Written exercise - Rewrite the records below, substituting "list-marker-icon" for every occurrence of "bullet-icon" and leaving all other text unchanged.
— start of Recorded data —
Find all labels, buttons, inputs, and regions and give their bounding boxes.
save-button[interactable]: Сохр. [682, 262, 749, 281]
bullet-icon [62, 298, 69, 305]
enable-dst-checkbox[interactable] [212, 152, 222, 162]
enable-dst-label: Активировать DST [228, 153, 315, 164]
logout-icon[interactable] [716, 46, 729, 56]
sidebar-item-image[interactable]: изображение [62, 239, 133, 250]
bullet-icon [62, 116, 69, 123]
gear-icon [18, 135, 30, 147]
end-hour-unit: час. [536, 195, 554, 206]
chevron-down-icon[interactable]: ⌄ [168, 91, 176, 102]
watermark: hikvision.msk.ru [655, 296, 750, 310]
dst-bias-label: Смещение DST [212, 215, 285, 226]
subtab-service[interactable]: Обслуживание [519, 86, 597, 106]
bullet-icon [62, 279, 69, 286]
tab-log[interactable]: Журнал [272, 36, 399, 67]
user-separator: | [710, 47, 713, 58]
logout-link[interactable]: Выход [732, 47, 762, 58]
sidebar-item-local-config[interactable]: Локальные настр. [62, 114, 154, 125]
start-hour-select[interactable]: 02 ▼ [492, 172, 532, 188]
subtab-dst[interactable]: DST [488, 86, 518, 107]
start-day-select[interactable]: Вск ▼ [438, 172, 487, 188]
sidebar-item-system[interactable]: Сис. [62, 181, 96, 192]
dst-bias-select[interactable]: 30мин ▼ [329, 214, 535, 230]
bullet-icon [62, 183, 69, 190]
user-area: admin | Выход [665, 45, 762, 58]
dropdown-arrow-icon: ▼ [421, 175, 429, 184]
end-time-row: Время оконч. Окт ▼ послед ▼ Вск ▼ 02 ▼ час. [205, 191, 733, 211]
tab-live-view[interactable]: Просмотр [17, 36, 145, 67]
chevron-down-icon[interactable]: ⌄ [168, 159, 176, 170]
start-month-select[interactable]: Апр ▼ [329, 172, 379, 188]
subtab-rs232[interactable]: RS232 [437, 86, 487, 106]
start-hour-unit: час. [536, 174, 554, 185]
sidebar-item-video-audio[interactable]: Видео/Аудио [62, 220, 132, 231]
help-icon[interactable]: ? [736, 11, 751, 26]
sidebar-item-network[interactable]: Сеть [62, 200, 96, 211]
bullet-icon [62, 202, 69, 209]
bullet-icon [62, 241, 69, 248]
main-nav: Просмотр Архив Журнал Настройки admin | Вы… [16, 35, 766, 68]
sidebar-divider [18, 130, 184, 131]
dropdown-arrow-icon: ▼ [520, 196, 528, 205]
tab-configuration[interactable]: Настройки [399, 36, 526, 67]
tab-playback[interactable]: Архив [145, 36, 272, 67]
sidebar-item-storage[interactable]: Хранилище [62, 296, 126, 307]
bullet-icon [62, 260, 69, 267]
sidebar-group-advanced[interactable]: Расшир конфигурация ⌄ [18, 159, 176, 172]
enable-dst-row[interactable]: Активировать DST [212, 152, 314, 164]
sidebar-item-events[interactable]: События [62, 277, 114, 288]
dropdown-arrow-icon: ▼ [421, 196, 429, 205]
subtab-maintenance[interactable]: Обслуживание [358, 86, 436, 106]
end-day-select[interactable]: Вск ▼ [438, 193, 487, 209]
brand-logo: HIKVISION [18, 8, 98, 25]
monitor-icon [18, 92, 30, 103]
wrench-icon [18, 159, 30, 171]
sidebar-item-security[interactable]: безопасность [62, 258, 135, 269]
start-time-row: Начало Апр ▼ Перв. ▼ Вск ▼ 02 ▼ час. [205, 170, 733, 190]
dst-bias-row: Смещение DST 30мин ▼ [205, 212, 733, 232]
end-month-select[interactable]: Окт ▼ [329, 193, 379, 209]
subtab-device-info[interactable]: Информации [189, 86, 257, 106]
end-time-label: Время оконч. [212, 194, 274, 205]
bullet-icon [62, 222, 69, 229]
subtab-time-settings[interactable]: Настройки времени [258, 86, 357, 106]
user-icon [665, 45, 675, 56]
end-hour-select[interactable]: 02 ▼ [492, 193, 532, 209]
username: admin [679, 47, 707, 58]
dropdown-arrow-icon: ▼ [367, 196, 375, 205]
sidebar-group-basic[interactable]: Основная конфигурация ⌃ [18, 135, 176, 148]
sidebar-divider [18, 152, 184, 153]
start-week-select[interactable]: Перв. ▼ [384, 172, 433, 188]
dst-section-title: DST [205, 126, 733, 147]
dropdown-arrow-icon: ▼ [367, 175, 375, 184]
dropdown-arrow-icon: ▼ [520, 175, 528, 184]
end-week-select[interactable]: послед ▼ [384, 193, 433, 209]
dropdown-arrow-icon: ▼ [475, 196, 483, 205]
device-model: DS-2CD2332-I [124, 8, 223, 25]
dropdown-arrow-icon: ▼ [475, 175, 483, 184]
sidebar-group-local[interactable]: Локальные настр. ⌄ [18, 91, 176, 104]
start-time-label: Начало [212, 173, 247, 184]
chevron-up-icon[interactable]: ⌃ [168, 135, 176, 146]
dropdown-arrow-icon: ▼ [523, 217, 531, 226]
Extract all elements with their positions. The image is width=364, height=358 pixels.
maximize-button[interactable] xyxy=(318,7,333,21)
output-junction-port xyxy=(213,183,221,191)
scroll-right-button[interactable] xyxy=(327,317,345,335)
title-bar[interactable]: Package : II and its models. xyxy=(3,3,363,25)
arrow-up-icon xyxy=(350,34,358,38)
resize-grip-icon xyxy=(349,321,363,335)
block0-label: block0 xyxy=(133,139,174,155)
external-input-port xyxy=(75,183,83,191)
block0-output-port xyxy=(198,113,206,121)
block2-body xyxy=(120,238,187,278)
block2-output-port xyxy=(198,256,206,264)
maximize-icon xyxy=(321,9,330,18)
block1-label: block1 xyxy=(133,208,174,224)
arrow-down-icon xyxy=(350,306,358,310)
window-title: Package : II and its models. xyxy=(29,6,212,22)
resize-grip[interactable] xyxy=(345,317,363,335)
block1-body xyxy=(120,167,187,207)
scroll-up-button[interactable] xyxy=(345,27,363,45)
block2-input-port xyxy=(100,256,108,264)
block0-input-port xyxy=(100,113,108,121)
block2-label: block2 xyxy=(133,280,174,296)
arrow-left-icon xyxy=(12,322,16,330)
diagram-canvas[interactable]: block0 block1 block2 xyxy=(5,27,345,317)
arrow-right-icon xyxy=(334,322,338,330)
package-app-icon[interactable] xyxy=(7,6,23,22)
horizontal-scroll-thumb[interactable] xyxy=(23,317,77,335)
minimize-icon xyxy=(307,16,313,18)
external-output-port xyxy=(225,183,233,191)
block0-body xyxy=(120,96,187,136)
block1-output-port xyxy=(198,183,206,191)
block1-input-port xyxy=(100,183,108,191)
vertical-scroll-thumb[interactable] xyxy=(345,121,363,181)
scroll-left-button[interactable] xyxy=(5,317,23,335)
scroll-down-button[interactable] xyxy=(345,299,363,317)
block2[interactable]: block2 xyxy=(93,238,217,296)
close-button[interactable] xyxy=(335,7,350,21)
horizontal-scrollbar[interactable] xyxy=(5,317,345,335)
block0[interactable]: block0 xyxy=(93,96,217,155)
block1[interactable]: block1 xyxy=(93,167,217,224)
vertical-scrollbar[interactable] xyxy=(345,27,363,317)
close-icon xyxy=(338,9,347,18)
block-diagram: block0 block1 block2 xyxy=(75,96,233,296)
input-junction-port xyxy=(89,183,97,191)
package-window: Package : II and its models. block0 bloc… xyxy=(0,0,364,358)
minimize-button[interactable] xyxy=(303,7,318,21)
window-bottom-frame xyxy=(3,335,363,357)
— end of Recorded data —
Exercise response -
Find all labels, buttons, inputs, and regions and give their bounding boxes.
save-button[interactable]: Сохр. [682, 262, 749, 281]
list-marker-icon [62, 298, 69, 305]
enable-dst-checkbox[interactable] [212, 152, 222, 162]
enable-dst-label: Активировать DST [228, 153, 315, 164]
logout-icon[interactable] [716, 46, 729, 56]
sidebar-item-image[interactable]: изображение [62, 239, 133, 250]
list-marker-icon [62, 116, 69, 123]
gear-icon [18, 135, 30, 147]
end-hour-unit: час. [536, 195, 554, 206]
chevron-down-icon[interactable]: ⌄ [168, 91, 176, 102]
watermark: hikvision.msk.ru [655, 296, 750, 310]
dst-bias-label: Смещение DST [212, 215, 285, 226]
subtab-service[interactable]: Обслуживание [519, 86, 597, 106]
list-marker-icon [62, 279, 69, 286]
tab-log[interactable]: Журнал [272, 36, 399, 67]
user-separator: | [710, 47, 713, 58]
logout-link[interactable]: Выход [732, 47, 762, 58]
sidebar-item-local-config[interactable]: Локальные настр. [62, 114, 154, 125]
start-hour-select[interactable]: 02 ▼ [492, 172, 532, 188]
subtab-dst[interactable]: DST [488, 86, 518, 107]
start-day-select[interactable]: Вск ▼ [438, 172, 487, 188]
sidebar-item-system[interactable]: Сис. [62, 181, 96, 192]
dst-bias-select[interactable]: 30мин ▼ [329, 214, 535, 230]
list-marker-icon [62, 183, 69, 190]
user-area: admin | Выход [665, 45, 762, 58]
dropdown-arrow-icon: ▼ [421, 175, 429, 184]
end-time-row: Время оконч. Окт ▼ послед ▼ Вск ▼ 02 ▼ час. [205, 191, 733, 211]
tab-live-view[interactable]: Просмотр [17, 36, 145, 67]
chevron-down-icon[interactable]: ⌄ [168, 159, 176, 170]
start-month-select[interactable]: Апр ▼ [329, 172, 379, 188]
subtab-rs232[interactable]: RS232 [437, 86, 487, 106]
start-hour-unit: час. [536, 174, 554, 185]
sidebar-item-video-audio[interactable]: Видео/Аудио [62, 220, 132, 231]
help-icon[interactable]: ? [736, 11, 751, 26]
sidebar-item-network[interactable]: Сеть [62, 200, 96, 211]
list-marker-icon [62, 202, 69, 209]
list-marker-icon [62, 241, 69, 248]
main-nav: Просмотр Архив Журнал Настройки admin | Вы… [16, 35, 766, 68]
sidebar-divider [18, 130, 184, 131]
dropdown-arrow-icon: ▼ [520, 196, 528, 205]
tab-configuration[interactable]: Настройки [399, 36, 526, 67]
tab-playback[interactable]: Архив [145, 36, 272, 67]
sidebar-item-storage[interactable]: Хранилище [62, 296, 126, 307]
list-marker-icon [62, 260, 69, 267]
sidebar-group-advanced[interactable]: Расшир конфигурация ⌄ [18, 159, 176, 172]
enable-dst-row[interactable]: Активировать DST [212, 152, 314, 164]
sidebar-item-events[interactable]: События [62, 277, 114, 288]
dropdown-arrow-icon: ▼ [421, 196, 429, 205]
subtab-maintenance[interactable]: Обслуживание [358, 86, 436, 106]
end-day-select[interactable]: Вск ▼ [438, 193, 487, 209]
brand-logo: HIKVISION [18, 8, 98, 25]
monitor-icon [18, 92, 30, 103]
wrench-icon [18, 159, 30, 171]
sidebar-item-security[interactable]: безопасность [62, 258, 135, 269]
start-time-row: Начало Апр ▼ Перв. ▼ Вск ▼ 02 ▼ час. [205, 170, 733, 190]
dst-bias-row: Смещение DST 30мин ▼ [205, 212, 733, 232]
end-month-select[interactable]: Окт ▼ [329, 193, 379, 209]
subtab-device-info[interactable]: Информации [189, 86, 257, 106]
end-time-label: Время оконч. [212, 194, 274, 205]
list-marker-icon [62, 222, 69, 229]
subtab-time-settings[interactable]: Настройки времени [258, 86, 357, 106]
user-icon [665, 45, 675, 56]
end-hour-select[interactable]: 02 ▼ [492, 193, 532, 209]
username: admin [679, 47, 707, 58]
dropdown-arrow-icon: ▼ [367, 196, 375, 205]
sidebar-group-basic[interactable]: Основная конфигурация ⌃ [18, 135, 176, 148]
sidebar-divider [18, 152, 184, 153]
start-week-select[interactable]: Перв. ▼ [384, 172, 433, 188]
dst-section-title: DST [205, 126, 733, 147]
dropdown-arrow-icon: ▼ [367, 175, 375, 184]
dropdown-arrow-icon: ▼ [520, 175, 528, 184]
end-week-select[interactable]: послед ▼ [384, 193, 433, 209]
dropdown-arrow-icon: ▼ [475, 196, 483, 205]
device-model: DS-2CD2332-I [124, 8, 223, 25]
dropdown-arrow-icon: ▼ [475, 175, 483, 184]
sidebar-group-local[interactable]: Локальные настр. ⌄ [18, 91, 176, 104]
start-time-label: Начало [212, 173, 247, 184]
chevron-up-icon[interactable]: ⌃ [168, 135, 176, 146]
dropdown-arrow-icon: ▼ [523, 217, 531, 226]
Extract all elements with their positions. The image is width=364, height=358 pixels.
maximize-button[interactable] xyxy=(318,7,333,21)
output-junction-port xyxy=(213,183,221,191)
scroll-right-button[interactable] xyxy=(327,317,345,335)
title-bar[interactable]: Package : II and its models. xyxy=(3,3,363,25)
arrow-up-icon xyxy=(350,34,358,38)
resize-grip-icon xyxy=(349,321,363,335)
block0-label: block0 xyxy=(133,139,174,155)
external-input-port xyxy=(75,183,83,191)
block0-output-port xyxy=(198,113,206,121)
block2-body xyxy=(120,238,187,278)
block2-output-port xyxy=(198,256,206,264)
maximize-icon xyxy=(321,9,330,18)
block1-label: block1 xyxy=(133,208,174,224)
arrow-down-icon xyxy=(350,306,358,310)
window-title: Package : II and its models. xyxy=(29,6,212,22)
resize-grip[interactable] xyxy=(345,317,363,335)
block1-body xyxy=(120,167,187,207)
scroll-up-button[interactable] xyxy=(345,27,363,45)
block2-input-port xyxy=(100,256,108,264)
block0-input-port xyxy=(100,113,108,121)
block2-label: block2 xyxy=(133,280,174,296)
arrow-left-icon xyxy=(12,322,16,330)
diagram-canvas[interactable]: block0 block1 block2 xyxy=(5,27,345,317)
arrow-right-icon xyxy=(334,322,338,330)
package-app-icon[interactable] xyxy=(7,6,23,22)
horizontal-scroll-thumb[interactable] xyxy=(23,317,77,335)
minimize-icon xyxy=(307,16,313,18)
external-output-port xyxy=(225,183,233,191)
block0-body xyxy=(120,96,187,136)
block1-output-port xyxy=(198,183,206,191)
block1-input-port xyxy=(100,183,108,191)
vertical-scroll-thumb[interactable] xyxy=(345,121,363,181)
scroll-left-button[interactable] xyxy=(5,317,23,335)
scroll-down-button[interactable] xyxy=(345,299,363,317)
block2[interactable]: block2 xyxy=(93,238,217,296)
close-button[interactable] xyxy=(335,7,350,21)
horizontal-scrollbar[interactable] xyxy=(5,317,345,335)
block0[interactable]: block0 xyxy=(93,96,217,155)
block1[interactable]: block1 xyxy=(93,167,217,224)
vertical-scrollbar[interactable] xyxy=(345,27,363,317)
close-icon xyxy=(338,9,347,18)
block-diagram: block0 block1 block2 xyxy=(75,96,233,296)
input-junction-port xyxy=(89,183,97,191)
package-window: Package : II and its models. block0 bloc… xyxy=(0,0,364,358)
minimize-button[interactable] xyxy=(303,7,318,21)
window-bottom-frame xyxy=(3,335,363,357)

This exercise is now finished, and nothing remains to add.